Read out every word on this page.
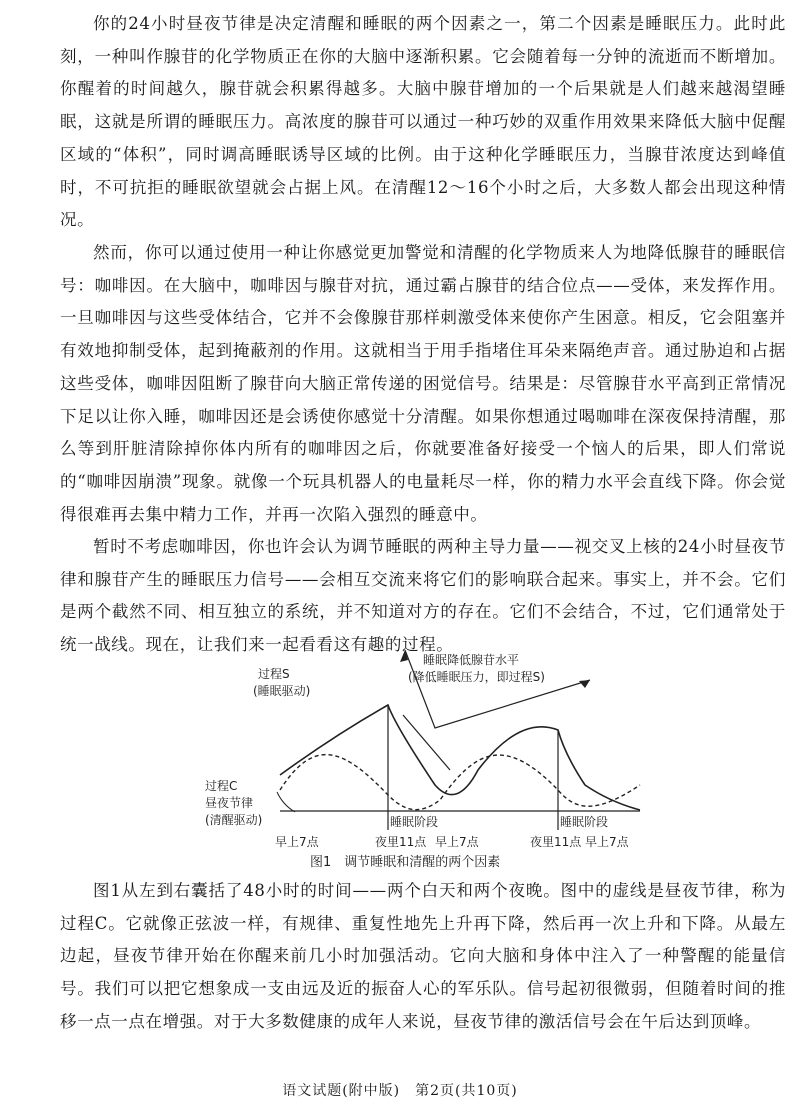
你的24小时昼夜节律是决定清醒和睡眠的两个因素之一，第二个因素是睡眠压力。此时此刻，一种叫作腺苷的化学物质正在你的大脑中逐渐积累。它会随着每一分钟的流逝而不断增加。你醒着的时间越久，腺苷就会积累得越多。大脑中腺苷增加的一个后果就是人们越来越渴望睡眠，这就是所谓的睡眠压力。高浓度的腺苷可以通过一种巧妙的双重作用效果来降低大脑中促醒区域的“体积”，同时调高睡眠诱导区域的比例。由于这种化学睡眠压力，当腺苷浓度达到峰值时，不可抗拒的睡眠欲望就会占据上风。在清醒12～16个小时之后，大多数人都会出现这种情况。

然而，你可以通过使用一种让你感觉更加警觉和清醒的化学物质来人为地降低腺苷的睡眠信号：咖啡因。在大脑中，咖啡因与腺苷对抗，通过霸占腺苷的结合位点——受体，来发挥作用。一旦咖啡因与这些受体结合，它并不会像腺苷那样刺激受体来使你产生困意。相反，它会阻塞并有效地抑制受体，起到掩蔽剂的作用。这就相当于用手指堵住耳朵来隔绝声音。通过胁迫和占据这些受体，咖啡因阻断了腺苷向大脑正常传递的困觉信号。结果是：尽管腺苷水平高到正常情况下足以让你入睡，咖啡因还是会诱使你感觉十分清醒。如果你想通过喝咖啡在深夜保持清醒，那么等到肝脏清除掉你体内所有的咖啡因之后，你就要准备好接受一个恼人的后果，即人们常说的“咖啡因崩溃”现象。就像一个玩具机器人的电量耗尽一样，你的精力水平会直线下降。你会觉得很难再去集中精力工作，并再一次陷入强烈的睡意中。

暂时不考虑咖啡因，你也许会认为调节睡眠的两种主导力量——视交叉上核的24小时昼夜节律和腺苷产生的睡眠压力信号——会相互交流来将它们的影响联合起来。事实上，并不会。它们是两个截然不同、相互独立的系统，并不知道对方的存在。它们不会结合，不过，它们通常处于统一战线。现在，让我们来一起看看这有趣的过程。

过程S
(睡眠驱动)
睡眠降低腺苷水平
(降低睡眠压力，即过程S)
过程C
昼夜节律
(清醒驱动)	睡眠阶段	睡眠阶段
早上7点	夜里11点 早上7点	夜里11点 早上7点
图1　调节睡眠和清醒的两个因素

图1从左到右囊括了48小时的时间——两个白天和两个夜晚。图中的虚线是昼夜节律，称为过程C。它就像正弦波一样，有规律、重复性地先上升再下降，然后再一次上升和下降。从最左边起，昼夜节律开始在你醒来前几小时加强活动。它向大脑和身体中注入了一种警醒的能量信号。我们可以把它想象成一支由远及近的振奋人心的军乐队。信号起初很微弱，但随着时间的推移一点一点在增强。对于大多数健康的成年人来说，昼夜节律的激活信号会在午后达到顶峰。

语文试题(附中版)　第2页(共10页)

===

# Task statement
Every line should be retyped exactly, with the pictures omitted.

# Result of the task
Read out every word on this page.
你的24小时昼夜节律是决定清醒和睡眠的两个因素之一，第二个因素是睡眠压力。此时此刻，一种叫作腺苷的化学物质正在你的大脑中逐渐积累。它会随着每一分钟的流逝而不断增加。你醒着的时间越久，腺苷就会积累得越多。大脑中腺苷增加的一个后果就是人们越来越渴望睡眠，这就是所谓的睡眠压力。高浓度的腺苷可以通过一种巧妙的双重作用效果来降低大脑中促醒区域的“体积”，同时调高睡眠诱导区域的比例。由于这种化学睡眠压力，当腺苷浓度达到峰值时，不可抗拒的睡眠欲望就会占据上风。在清醒12～16个小时之后，大多数人都会出现这种情况。

然而，你可以通过使用一种让你感觉更加警觉和清醒的化学物质来人为地降低腺苷的睡眠信号：咖啡因。在大脑中，咖啡因与腺苷对抗，通过霸占腺苷的结合位点——受体，来发挥作用。一旦咖啡因与这些受体结合，它并不会像腺苷那样刺激受体来使你产生困意。相反，它会阻塞并有效地抑制受体，起到掩蔽剂的作用。这就相当于用手指堵住耳朵来隔绝声音。通过胁迫和占据这些受体，咖啡因阻断了腺苷向大脑正常传递的困觉信号。结果是：尽管腺苷水平高到正常情况下足以让你入睡，咖啡因还是会诱使你感觉十分清醒。如果你想通过喝咖啡在深夜保持清醒，那么等到肝脏清除掉你体内所有的咖啡因之后，你就要准备好接受一个恼人的后果，即人们常说的“咖啡因崩溃”现象。就像一个玩具机器人的电量耗尽一样，你的精力水平会直线下降。你会觉得很难再去集中精力工作，并再一次陷入强烈的睡意中。

暂时不考虑咖啡因，你也许会认为调节睡眠的两种主导力量——视交叉上核的24小时昼夜节律和腺苷产生的睡眠压力信号——会相互交流来将它们的影响联合起来。事实上，并不会。它们是两个截然不同、相互独立的系统，并不知道对方的存在。它们不会结合，不过，它们通常处于统一战线。现在，让我们来一起看看这有趣的过程。

过程S
(睡眠驱动)
睡眠降低腺苷水平
(降低睡眠压力，即过程S)
过程C
昼夜节律
(清醒驱动)	睡眠阶段	睡眠阶段
早上7点	夜里11点 早上7点	夜里11点 早上7点
图1　调节睡眠和清醒的两个因素

图1从左到右囊括了48小时的时间——两个白天和两个夜晚。图中的虚线是昼夜节律，称为过程C。它就像正弦波一样，有规律、重复性地先上升再下降，然后再一次上升和下降。从最左边起，昼夜节律开始在你醒来前几小时加强活动。它向大脑和身体中注入了一种警醒的能量信号。我们可以把它想象成一支由远及近的振奋人心的军乐队。信号起初很微弱，但随着时间的推移一点一点在增强。对于大多数健康的成年人来说，昼夜节律的激活信号会在午后达到顶峰。

语文试题(附中版)　第2页(共10页)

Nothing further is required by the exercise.